Look through the data below. Show each line where the string "from" occurs.

[Data entries]
* * *

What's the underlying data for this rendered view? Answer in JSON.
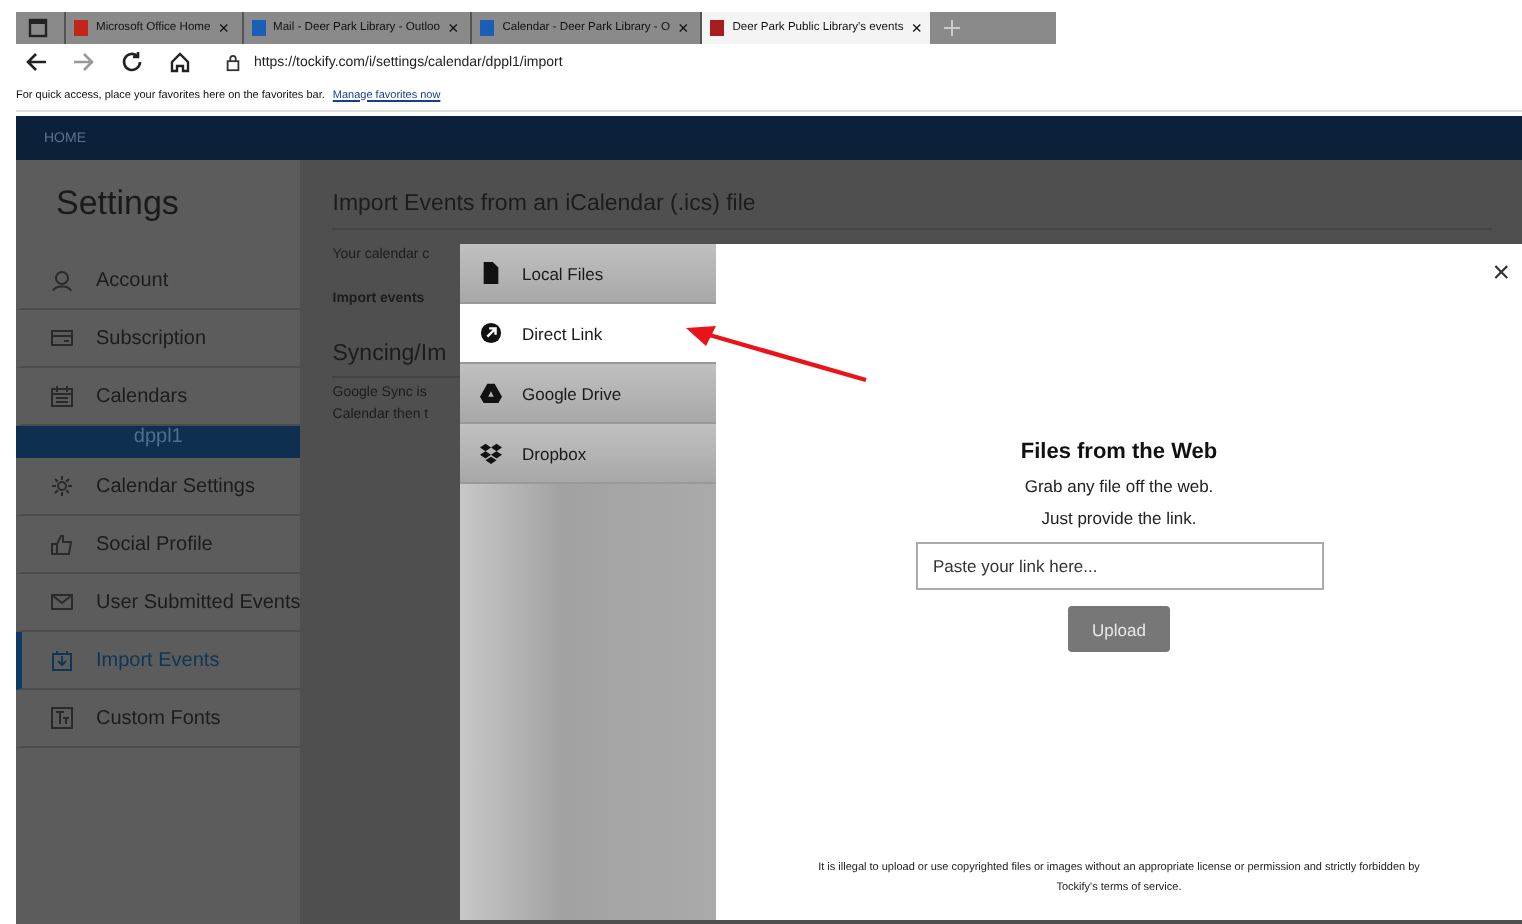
{
  "browser": {
    "tabs": [
      {
        "title": "Microsoft Office Home",
        "close": "×",
        "selected": false
      },
      {
        "title": "Mail - Deer Park Library - Outloo",
        "close": "×",
        "selected": false
      },
      {
        "title": "Calendar - Deer Park Library - O",
        "close": "×",
        "selected": false
      },
      {
        "title": "Deer Park Public Library's events",
        "close": "×",
        "selected": true
      }
    ],
    "url": "https://tockify.com/i/settings/calendar/dppl1/import",
    "favorites_hint": "For quick access, place your favorites here on the favorites bar.",
    "favorites_link": "Manage favorites now"
  },
  "nav": {
    "home": "HOME"
  },
  "sidebar": {
    "title": "Settings",
    "items": [
      {
        "label": "Account",
        "kind": "item",
        "selected": false
      },
      {
        "label": "Subscription",
        "kind": "item",
        "selected": false
      },
      {
        "label": "Calendars",
        "kind": "item",
        "selected": false
      },
      {
        "label": "dppl1",
        "kind": "calendar",
        "selected": true
      },
      {
        "label": "Calendar Settings",
        "kind": "item",
        "selected": false
      },
      {
        "label": "Social Profile",
        "kind": "item",
        "selected": false
      },
      {
        "label": "User Submitted Events",
        "kind": "item",
        "selected": false
      },
      {
        "label": "Import Events",
        "kind": "item",
        "selected": true
      },
      {
        "label": "Custom Fonts",
        "kind": "item",
        "selected": false
      }
    ]
  },
  "main": {
    "title": "Import Events from an iCalendar (.ics) file",
    "intro": "Your calendar c",
    "import_label": "Import events",
    "sync_title": "Syncing/Im",
    "sync_lines": [
      "Google Sync is",
      "Calendar then t"
    ]
  },
  "modal": {
    "sources": [
      {
        "label": "Local Files",
        "selected": false
      },
      {
        "label": "Direct Link",
        "selected": true
      },
      {
        "label": "Google Drive",
        "selected": false
      },
      {
        "label": "Dropbox",
        "selected": false
      }
    ],
    "close": "×",
    "heading": "Files from the Web",
    "lines": [
      "Grab any file off the web.",
      "Just provide the link."
    ],
    "placeholder": "Paste your link here...",
    "upload": "Upload",
    "disclaimer": "It is illegal to upload or use copyrighted files or images without an appropriate license or permission and strictly forbidden by Tockify's terms of service."
  }
}
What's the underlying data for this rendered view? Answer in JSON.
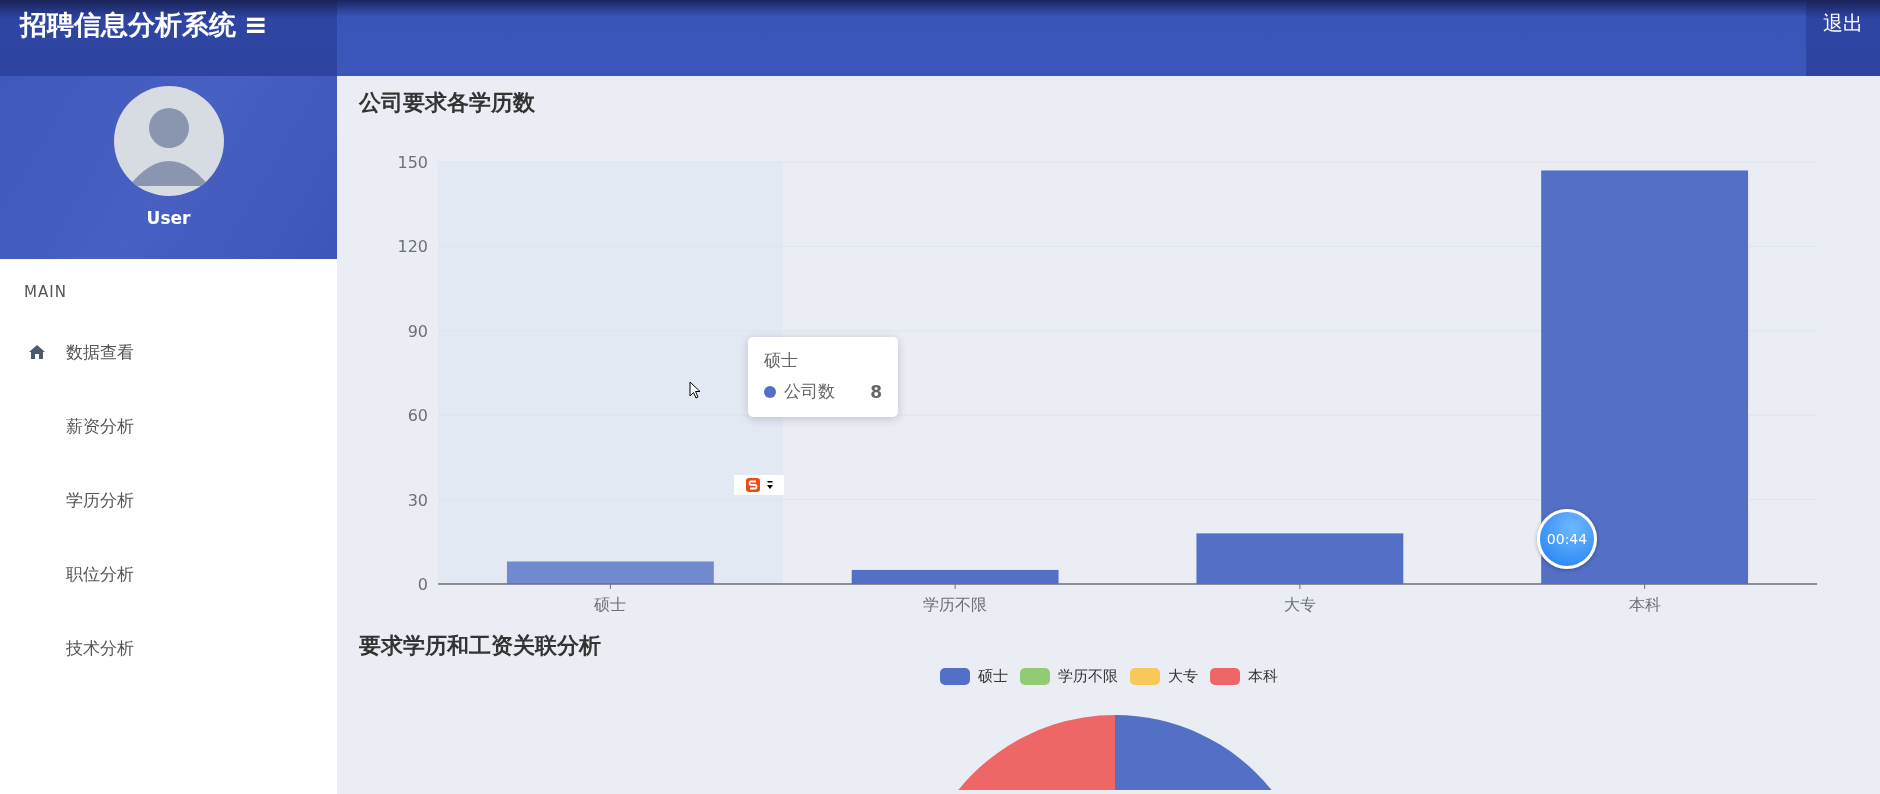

* * *

**Result for this exercise**
    "title": "Import Events from an iCalendar (.ics) file",
    "heading": "Files from the Web",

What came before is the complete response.